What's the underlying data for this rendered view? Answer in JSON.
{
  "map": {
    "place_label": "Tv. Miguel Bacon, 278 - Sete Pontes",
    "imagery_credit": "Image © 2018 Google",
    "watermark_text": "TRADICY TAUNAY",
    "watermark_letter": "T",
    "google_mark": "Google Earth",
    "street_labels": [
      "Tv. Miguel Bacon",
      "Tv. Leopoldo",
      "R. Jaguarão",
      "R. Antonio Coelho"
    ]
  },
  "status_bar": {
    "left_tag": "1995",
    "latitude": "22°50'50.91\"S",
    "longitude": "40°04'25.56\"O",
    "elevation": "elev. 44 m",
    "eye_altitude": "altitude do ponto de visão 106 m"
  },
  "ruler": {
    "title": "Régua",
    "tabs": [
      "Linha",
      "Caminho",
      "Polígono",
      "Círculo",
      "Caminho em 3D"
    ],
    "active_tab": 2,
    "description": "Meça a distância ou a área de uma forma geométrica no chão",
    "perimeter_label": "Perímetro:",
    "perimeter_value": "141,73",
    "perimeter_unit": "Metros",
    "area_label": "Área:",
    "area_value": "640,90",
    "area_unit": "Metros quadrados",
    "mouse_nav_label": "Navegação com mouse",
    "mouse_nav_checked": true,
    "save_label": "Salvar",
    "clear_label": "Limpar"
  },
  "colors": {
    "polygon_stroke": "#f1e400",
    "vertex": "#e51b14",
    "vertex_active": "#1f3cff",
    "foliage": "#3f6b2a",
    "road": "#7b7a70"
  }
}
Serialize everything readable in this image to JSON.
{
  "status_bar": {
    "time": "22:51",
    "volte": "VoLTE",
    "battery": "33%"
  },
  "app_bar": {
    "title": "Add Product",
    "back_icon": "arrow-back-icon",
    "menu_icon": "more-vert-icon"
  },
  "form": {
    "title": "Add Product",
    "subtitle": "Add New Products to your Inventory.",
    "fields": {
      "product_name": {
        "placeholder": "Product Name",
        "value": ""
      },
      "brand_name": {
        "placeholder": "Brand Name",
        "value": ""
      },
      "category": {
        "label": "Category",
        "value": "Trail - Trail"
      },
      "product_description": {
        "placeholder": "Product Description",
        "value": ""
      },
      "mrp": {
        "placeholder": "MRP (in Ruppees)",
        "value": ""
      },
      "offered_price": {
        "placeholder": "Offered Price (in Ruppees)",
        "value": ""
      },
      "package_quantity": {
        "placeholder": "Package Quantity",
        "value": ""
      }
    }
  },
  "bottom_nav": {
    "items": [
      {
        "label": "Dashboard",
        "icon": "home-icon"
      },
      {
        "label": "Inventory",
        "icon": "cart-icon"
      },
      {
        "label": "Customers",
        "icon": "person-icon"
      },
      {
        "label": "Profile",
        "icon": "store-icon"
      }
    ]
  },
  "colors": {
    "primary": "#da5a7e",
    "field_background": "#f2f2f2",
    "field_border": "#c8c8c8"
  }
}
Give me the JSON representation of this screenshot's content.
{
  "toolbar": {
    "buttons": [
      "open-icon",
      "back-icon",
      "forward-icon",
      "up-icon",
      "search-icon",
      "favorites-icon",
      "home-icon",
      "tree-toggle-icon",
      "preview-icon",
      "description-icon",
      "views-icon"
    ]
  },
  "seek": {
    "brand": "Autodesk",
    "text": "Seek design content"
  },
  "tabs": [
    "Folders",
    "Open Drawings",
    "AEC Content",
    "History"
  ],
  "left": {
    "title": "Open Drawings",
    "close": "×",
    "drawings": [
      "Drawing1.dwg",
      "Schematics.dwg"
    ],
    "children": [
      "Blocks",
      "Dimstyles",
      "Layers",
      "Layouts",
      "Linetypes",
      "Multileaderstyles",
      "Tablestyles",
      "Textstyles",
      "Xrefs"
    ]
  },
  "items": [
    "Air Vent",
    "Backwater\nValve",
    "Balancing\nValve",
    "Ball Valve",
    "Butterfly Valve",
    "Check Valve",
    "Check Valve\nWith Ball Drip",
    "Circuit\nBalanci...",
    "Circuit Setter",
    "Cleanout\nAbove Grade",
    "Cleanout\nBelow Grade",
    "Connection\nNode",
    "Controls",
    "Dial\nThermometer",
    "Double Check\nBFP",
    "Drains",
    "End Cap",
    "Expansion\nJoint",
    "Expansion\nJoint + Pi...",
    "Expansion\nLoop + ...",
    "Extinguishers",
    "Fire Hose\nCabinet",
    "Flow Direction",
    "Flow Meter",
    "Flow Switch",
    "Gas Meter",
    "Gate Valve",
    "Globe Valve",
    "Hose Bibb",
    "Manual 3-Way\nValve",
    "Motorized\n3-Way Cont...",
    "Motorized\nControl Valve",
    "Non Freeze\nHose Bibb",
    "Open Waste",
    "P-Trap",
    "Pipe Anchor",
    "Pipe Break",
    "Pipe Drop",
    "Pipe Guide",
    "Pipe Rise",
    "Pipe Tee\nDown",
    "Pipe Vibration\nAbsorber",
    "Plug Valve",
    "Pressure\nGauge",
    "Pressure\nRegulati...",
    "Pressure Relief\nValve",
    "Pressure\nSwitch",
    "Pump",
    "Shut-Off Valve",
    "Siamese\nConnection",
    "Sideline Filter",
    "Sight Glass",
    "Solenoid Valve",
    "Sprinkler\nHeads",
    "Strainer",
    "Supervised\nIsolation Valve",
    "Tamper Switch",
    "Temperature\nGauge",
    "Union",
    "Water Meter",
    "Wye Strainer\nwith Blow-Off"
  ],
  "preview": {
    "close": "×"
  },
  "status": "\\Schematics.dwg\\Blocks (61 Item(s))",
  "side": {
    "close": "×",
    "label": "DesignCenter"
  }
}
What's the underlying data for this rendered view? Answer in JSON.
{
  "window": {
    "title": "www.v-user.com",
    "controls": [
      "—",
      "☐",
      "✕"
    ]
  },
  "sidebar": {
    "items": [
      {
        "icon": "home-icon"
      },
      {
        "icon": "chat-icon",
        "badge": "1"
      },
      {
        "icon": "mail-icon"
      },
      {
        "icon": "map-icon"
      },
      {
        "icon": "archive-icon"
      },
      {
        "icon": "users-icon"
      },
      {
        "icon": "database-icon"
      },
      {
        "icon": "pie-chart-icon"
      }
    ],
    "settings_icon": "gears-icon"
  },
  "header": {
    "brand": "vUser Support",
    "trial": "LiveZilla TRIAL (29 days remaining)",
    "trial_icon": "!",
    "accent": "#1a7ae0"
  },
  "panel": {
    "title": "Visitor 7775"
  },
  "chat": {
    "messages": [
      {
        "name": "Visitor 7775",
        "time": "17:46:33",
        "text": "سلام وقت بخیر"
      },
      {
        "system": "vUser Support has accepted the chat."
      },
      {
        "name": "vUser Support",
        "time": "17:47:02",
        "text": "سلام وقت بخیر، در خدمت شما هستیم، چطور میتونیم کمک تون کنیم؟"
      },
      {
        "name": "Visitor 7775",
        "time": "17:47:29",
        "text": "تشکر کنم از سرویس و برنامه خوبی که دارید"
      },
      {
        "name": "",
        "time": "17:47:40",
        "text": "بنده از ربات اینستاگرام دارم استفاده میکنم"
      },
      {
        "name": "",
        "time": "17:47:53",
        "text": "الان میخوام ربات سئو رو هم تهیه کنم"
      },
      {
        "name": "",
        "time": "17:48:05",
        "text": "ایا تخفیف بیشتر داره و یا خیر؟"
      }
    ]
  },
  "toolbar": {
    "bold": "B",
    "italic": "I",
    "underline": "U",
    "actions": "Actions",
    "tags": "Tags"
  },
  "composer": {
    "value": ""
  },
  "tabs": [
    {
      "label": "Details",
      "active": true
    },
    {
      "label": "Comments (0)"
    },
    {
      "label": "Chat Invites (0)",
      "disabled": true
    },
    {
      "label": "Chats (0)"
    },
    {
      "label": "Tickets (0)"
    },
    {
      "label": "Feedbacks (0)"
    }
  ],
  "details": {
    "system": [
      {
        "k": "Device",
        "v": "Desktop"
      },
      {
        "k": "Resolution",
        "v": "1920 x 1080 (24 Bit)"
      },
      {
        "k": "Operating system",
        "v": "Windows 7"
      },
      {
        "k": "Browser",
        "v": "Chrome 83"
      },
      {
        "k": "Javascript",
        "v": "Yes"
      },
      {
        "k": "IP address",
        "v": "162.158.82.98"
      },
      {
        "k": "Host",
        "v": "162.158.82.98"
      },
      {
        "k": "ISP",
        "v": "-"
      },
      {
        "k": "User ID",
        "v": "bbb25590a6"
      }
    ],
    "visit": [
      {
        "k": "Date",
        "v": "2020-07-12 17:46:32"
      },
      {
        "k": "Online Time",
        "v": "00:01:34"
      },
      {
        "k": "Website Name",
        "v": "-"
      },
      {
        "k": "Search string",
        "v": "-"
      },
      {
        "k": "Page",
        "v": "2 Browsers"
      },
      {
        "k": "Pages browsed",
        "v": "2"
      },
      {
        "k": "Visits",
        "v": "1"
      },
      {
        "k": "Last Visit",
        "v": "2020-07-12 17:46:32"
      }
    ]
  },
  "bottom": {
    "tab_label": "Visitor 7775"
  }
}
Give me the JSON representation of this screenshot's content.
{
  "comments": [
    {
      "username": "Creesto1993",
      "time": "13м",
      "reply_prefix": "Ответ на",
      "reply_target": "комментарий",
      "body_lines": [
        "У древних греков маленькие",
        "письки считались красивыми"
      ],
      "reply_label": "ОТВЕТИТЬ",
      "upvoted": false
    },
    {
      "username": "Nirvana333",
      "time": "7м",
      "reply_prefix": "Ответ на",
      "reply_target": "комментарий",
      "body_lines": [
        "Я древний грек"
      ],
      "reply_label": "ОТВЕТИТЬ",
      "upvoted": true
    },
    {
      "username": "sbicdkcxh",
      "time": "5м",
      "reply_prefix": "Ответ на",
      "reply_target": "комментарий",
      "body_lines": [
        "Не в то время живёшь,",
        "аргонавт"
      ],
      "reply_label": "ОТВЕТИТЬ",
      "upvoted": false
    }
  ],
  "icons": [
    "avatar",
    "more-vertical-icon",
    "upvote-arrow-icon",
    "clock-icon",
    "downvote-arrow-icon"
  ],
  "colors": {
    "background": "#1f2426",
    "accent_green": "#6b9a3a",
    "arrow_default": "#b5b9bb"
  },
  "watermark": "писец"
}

***

[Set problem]: Look through the listing and extract every line with "Inventory" in it.

[Full answer]:
    "subtitle": "Add New Products to your Inventory.",
        "label": "Inventory",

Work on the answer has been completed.